● PROBLEM TO SOLVE: Output all of the entries exactly as written.

[Stored data]
• • •
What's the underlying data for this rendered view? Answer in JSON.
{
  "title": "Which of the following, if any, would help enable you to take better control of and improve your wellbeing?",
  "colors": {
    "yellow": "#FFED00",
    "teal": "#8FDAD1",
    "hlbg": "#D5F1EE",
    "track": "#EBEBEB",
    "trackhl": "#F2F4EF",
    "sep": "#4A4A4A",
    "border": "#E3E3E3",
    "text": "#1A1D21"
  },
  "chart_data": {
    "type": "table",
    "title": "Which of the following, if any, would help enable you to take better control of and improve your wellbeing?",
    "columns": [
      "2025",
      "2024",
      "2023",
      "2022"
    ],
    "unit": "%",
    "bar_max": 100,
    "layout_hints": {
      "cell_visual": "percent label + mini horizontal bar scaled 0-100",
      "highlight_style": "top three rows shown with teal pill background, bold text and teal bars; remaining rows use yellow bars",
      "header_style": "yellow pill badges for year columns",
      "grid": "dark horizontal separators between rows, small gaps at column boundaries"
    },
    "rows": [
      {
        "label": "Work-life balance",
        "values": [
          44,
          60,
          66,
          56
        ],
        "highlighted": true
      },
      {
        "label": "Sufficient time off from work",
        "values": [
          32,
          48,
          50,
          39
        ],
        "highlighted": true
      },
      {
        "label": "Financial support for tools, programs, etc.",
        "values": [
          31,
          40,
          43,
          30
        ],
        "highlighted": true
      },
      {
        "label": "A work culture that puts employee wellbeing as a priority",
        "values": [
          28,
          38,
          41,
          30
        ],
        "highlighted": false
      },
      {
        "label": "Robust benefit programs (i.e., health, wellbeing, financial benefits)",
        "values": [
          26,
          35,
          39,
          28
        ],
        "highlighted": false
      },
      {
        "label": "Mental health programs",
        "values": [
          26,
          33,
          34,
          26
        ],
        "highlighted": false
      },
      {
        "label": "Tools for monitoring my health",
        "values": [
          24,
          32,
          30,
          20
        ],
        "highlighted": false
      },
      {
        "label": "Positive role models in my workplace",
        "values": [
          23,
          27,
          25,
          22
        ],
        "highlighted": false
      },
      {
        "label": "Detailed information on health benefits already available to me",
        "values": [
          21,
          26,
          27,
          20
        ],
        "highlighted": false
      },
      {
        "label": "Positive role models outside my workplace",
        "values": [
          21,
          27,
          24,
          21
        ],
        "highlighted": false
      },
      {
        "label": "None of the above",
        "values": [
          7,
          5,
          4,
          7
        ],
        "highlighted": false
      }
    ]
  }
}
• • •
● RESPONSE:
What's the underlying data for this rendered view? Answer in JSON.
{
  "title": "Which of the following, if any, would help enable you to take better control of and improve your wellbeing?",
  "colors": {
    "yellow": "#FFED00",
    "teal": "#8FDAD1",
    "hlbg": "#D5F1EE",
    "track": "#EBEBEB",
    "trackhl": "#F2F4EF",
    "sep": "#4A4A4A",
    "border": "#E3E3E3",
    "text": "#1A1D21"
  },
  "chart_data": {
    "type": "table",
    "title": "Which of the following, if any, would help enable you to take better control of and improve your wellbeing?",
    "columns": [
      "2025",
      "2024",
      "2023",
      "2022"
    ],
    "unit": "%",
    "bar_max": 100,
    "layout_hints": {
      "cell_visual": "percent label + mini horizontal bar scaled 0-100",
      "highlight_style": "top three rows shown with teal pill background, bold text and teal bars; remaining rows use yellow bars",
      "header_style": "yellow pill badges for year columns",
      "grid": "dark horizontal separators between rows, small gaps at column boundaries"
    },
    "rows": [
      {
        "label": "Work-life balance",
        "values": [
          44,
          60,
          66,
          56
        ],
        "highlighted": true
      },
      {
        "label": "Sufficient time off from work",
        "values": [
          32,
          48,
          50,
          39
        ],
        "highlighted": true
      },
      {
        "label": "Financial support for tools, programs, etc.",
        "values": [
          31,
          40,
          43,
          30
        ],
        "highlighted": true
      },
      {
        "label": "A work culture that puts employee wellbeing as a priority",
        "values": [
          28,
          38,
          41,
          30
        ],
        "highlighted": false
      },
      {
        "label": "Robust benefit programs (i.e., health, wellbeing, financial benefits)",
        "values": [
          26,
          35,
          39,
          28
        ],
        "highlighted": false
      },
      {
        "label": "Mental health programs",
        "values": [
          26,
          33,
          34,
          26
        ],
        "highlighted": false
      },
      {
        "label": "Tools for monitoring my health",
        "values": [
          24,
          32,
          30,
          20
        ],
        "highlighted": false
      },
      {
        "label": "Positive role models in my workplace",
        "values": [
          23,
          27,
          25,
          22
        ],
        "highlighted": false
      },
      {
        "label": "Detailed information on health benefits already available to me",
        "values": [
          21,
          26,
          27,
          20
        ],
        "highlighted": false
      },
      {
        "label": "Positive role models outside my workplace",
        "values": [
          21,
          27,
          24,
          21
        ],
        "highlighted": false
      },
      {
        "label": "None of the above",
        "values": [
          7,
          5,
          4,
          7
        ],
        "highlighted": false
      }
    ]
  }
}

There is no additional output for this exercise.